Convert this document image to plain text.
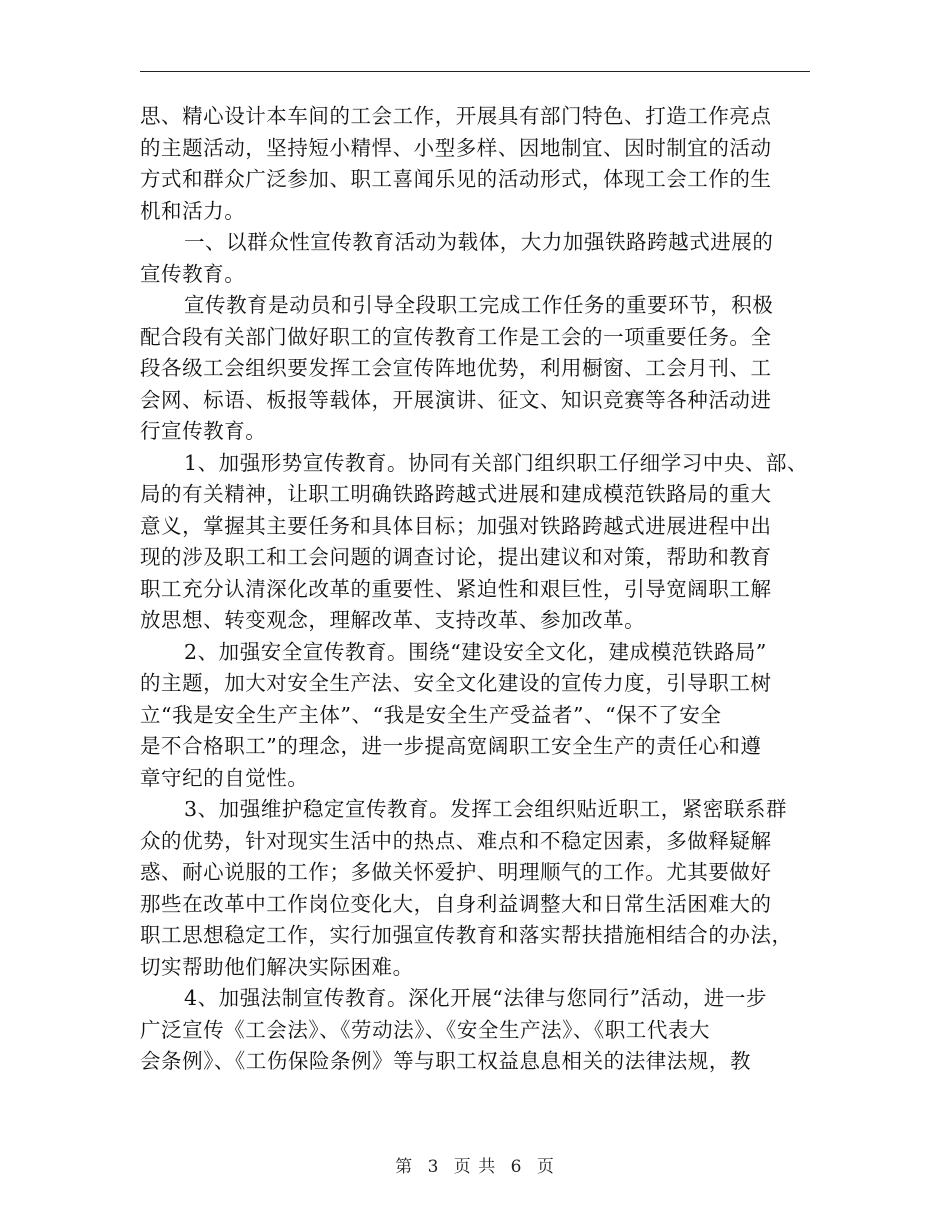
思、精心设计本车间的工会工作，开展具有部门特色、打造工作亮点
的主题活动，坚持短小精悍、小型多样、因地制宜、因时制宜的活动
方式和群众广泛参加、职工喜闻乐见的活动形式，体现工会工作的生
机和活力。
一、以群众性宣传教育活动为载体，大力加强铁路跨越式进展的
宣传教育。
宣传教育是动员和引导全段职工完成工作任务的重要环节，积极
配合段有关部门做好职工的宣传教育工作是工会的一项重要任务。全
段各级工会组织要发挥工会宣传阵地优势，利用橱窗、工会月刊、工
会网、标语、板报等载体，开展演讲、征文、知识竞赛等各种活动进
行宣传教育。
1、加强形势宣传教育。协同有关部门组织职工仔细学习中央、部、
局的有关精神，让职工明确铁路跨越式进展和建成模范铁路局的重大
意义，掌握其主要任务和具体目标；加强对铁路跨越式进展进程中出
现的涉及职工和工会问题的调查讨论，提出建议和对策，帮助和教育
职工充分认清深化改革的重要性、紧迫性和艰巨性，引导宽阔职工解
放思想、转变观念，理解改革、支持改革、参加改革。
2、加强安全宣传教育。围绕“建设安全文化，建成模范铁路局”
的主题，加大对安全生产法、安全文化建设的宣传力度，引导职工树
立“我是安全生产主体”、“我是安全生产受益者”、“保不了安全
是不合格职工”的理念，进一步提高宽阔职工安全生产的责任心和遵
章守纪的自觉性。
3、加强维护稳定宣传教育。发挥工会组织贴近职工，紧密联系群
众的优势，针对现实生活中的热点、难点和不稳定因素，多做释疑解
惑、耐心说服的工作；多做关怀爱护、明理顺气的工作。尤其要做好
那些在改革中工作岗位变化大，自身利益调整大和日常生活困难大的
职工思想稳定工作，实行加强宣传教育和落实帮扶措施相结合的办法，
切实帮助他们解决实际困难。
4、加强法制宣传教育。深化开展“法律与您同行”活动，进一步
广泛宣传《工会法》、《劳动法》、《安全生产法》、《职工代表大
会条例》、《工伤保险条例》等与职工权益息息相关的法律法规，教
第 3 页 共 6 页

------

Every record must be copied exactly, with images dropped from the result.

Convert this document image to plain text.
思、精心设计本车间的工会工作，开展具有部门特色、打造工作亮点
的主题活动，坚持短小精悍、小型多样、因地制宜、因时制宜的活动
方式和群众广泛参加、职工喜闻乐见的活动形式，体现工会工作的生
机和活力。
一、以群众性宣传教育活动为载体，大力加强铁路跨越式进展的
宣传教育。
宣传教育是动员和引导全段职工完成工作任务的重要环节，积极
配合段有关部门做好职工的宣传教育工作是工会的一项重要任务。全
段各级工会组织要发挥工会宣传阵地优势，利用橱窗、工会月刊、工
会网、标语、板报等载体，开展演讲、征文、知识竞赛等各种活动进
行宣传教育。
1、加强形势宣传教育。协同有关部门组织职工仔细学习中央、部、
局的有关精神，让职工明确铁路跨越式进展和建成模范铁路局的重大
意义，掌握其主要任务和具体目标；加强对铁路跨越式进展进程中出
现的涉及职工和工会问题的调查讨论，提出建议和对策，帮助和教育
职工充分认清深化改革的重要性、紧迫性和艰巨性，引导宽阔职工解
放思想、转变观念，理解改革、支持改革、参加改革。
2、加强安全宣传教育。围绕“建设安全文化，建成模范铁路局”
的主题，加大对安全生产法、安全文化建设的宣传力度，引导职工树
立“我是安全生产主体”、“我是安全生产受益者”、“保不了安全
是不合格职工”的理念，进一步提高宽阔职工安全生产的责任心和遵
章守纪的自觉性。
3、加强维护稳定宣传教育。发挥工会组织贴近职工，紧密联系群
众的优势，针对现实生活中的热点、难点和不稳定因素，多做释疑解
惑、耐心说服的工作；多做关怀爱护、明理顺气的工作。尤其要做好
那些在改革中工作岗位变化大，自身利益调整大和日常生活困难大的
职工思想稳定工作，实行加强宣传教育和落实帮扶措施相结合的办法，
切实帮助他们解决实际困难。
4、加强法制宣传教育。深化开展“法律与您同行”活动，进一步
广泛宣传《工会法》、《劳动法》、《安全生产法》、《职工代表大
会条例》、《工伤保险条例》等与职工权益息息相关的法律法规，教
第 3 页 共 6 页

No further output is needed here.